Instructions for the task — Leave out any picture and return the remaining listing below exactly as given.

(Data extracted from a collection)
****************************************
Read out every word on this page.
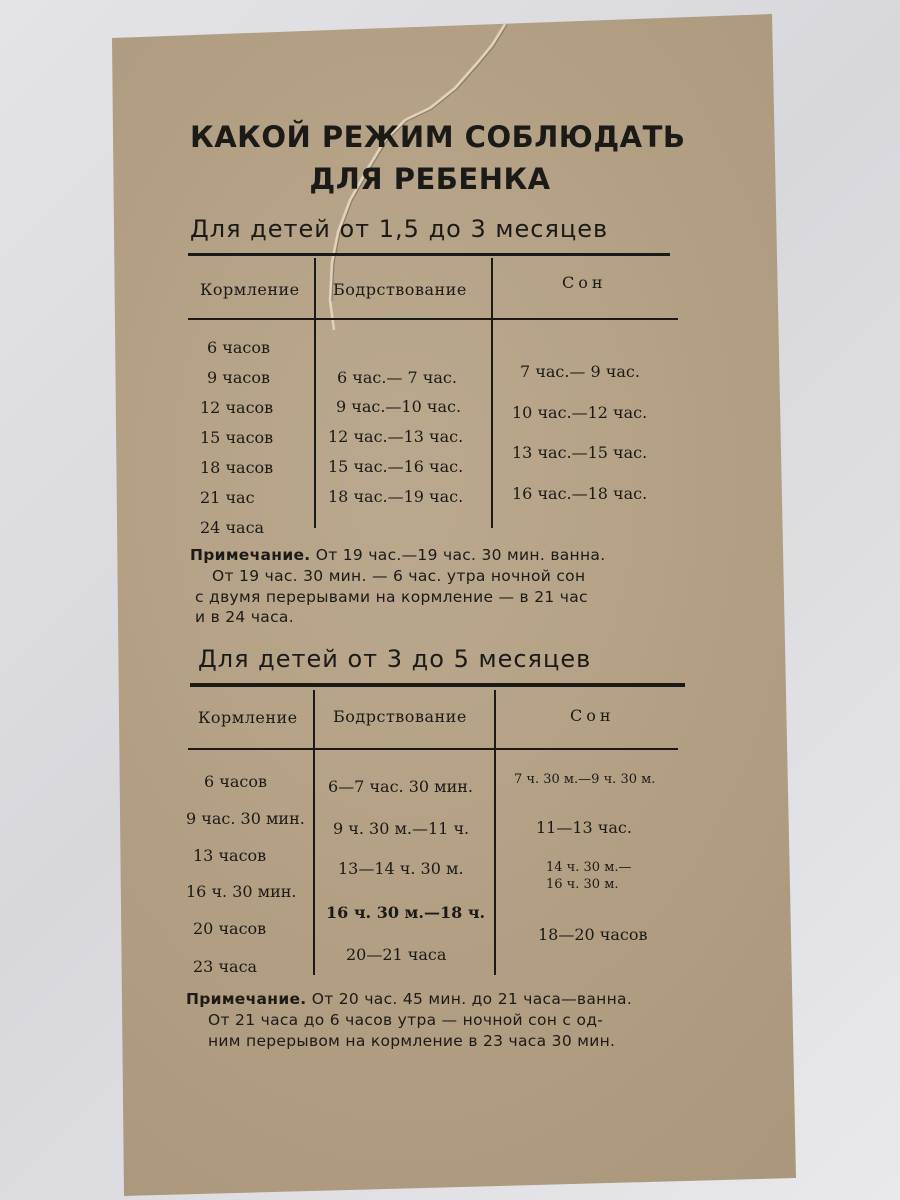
КАКОЙ РЕЖИМ СОБЛЮДАТЬ
ДЛЯ РЕБЕНКА
Для детей от 1,5 до 3 месяцев
Кормление Бодрствование	Сон
6 часов
9 часов
12 часов
15 часов
18 часов
21 час
24 часа
6 час.— 7 час.
9 час.—10 час.
12 час.—13 час.
15 час.—16 час.
18 час.—19 час.
7 час.— 9 час.
10 час.—12 час.
13 час.—15 час.
16 час.—18 час.
Примечание. От 19 час.—19 час. 30 мин. ванна.
От 19 час. 30 мин. — 6 час. утра ночной сон
с двумя перерывами на кормление — в 21 час
и в 24 часа.
Для детей от 3 до 5 месяцев
Кормление Бодрствование	Сон
6 часов
9 час. 30 мин.
13 часов
16 ч. 30 мин.
20 часов
23 часа
6—7 час. 30 мин.
9 ч. 30 м.—11 ч.
13—14 ч. 30 м.
16 ч. 30 м.—18 ч.
20—21 часа
7 ч. 30 м.—9 ч. 30 м.
11—13 час.
14 ч. 30 м.—
16 ч. 30 м.
18—20 часов
Примечание. От 20 час. 45 мин. до 21 часа—ванна.
От 21 часа до 6 часов утра — ночной сон с од-
ним перерывом на кормление в 23 часа 30 мин.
****************************************
Correct answer —
Read out every word on this page.
КАКОЙ РЕЖИМ СОБЛЮДАТЬ
ДЛЯ РЕБЕНКА
Для детей от 1,5 до 3 месяцев
Кормление Бодрствование	Сон
6 часов
9 часов
12 часов
15 часов
18 часов
21 час
24 часа
6 час.— 7 час.
9 час.—10 час.
12 час.—13 час.
15 час.—16 час.
18 час.—19 час.
7 час.— 9 час.
10 час.—12 час.
13 час.—15 час.
16 час.—18 час.
Примечание. От 19 час.—19 час. 30 мин. ванна.
От 19 час. 30 мин. — 6 час. утра ночной сон
с двумя перерывами на кормление — в 21 час
и в 24 часа.
Для детей от 3 до 5 месяцев
Кормление Бодрствование	Сон
6 часов
9 час. 30 мин.
13 часов
16 ч. 30 мин.
20 часов
23 часа
6—7 час. 30 мин.
9 ч. 30 м.—11 ч.
13—14 ч. 30 м.
16 ч. 30 м.—18 ч.
20—21 часа
7 ч. 30 м.—9 ч. 30 м.
11—13 час.
14 ч. 30 м.—
16 ч. 30 м.
18—20 часов
Примечание. От 20 час. 45 мин. до 21 часа—ванна.
От 21 часа до 6 часов утра — ночной сон с од-
ним перерывом на кормление в 23 часа 30 мин.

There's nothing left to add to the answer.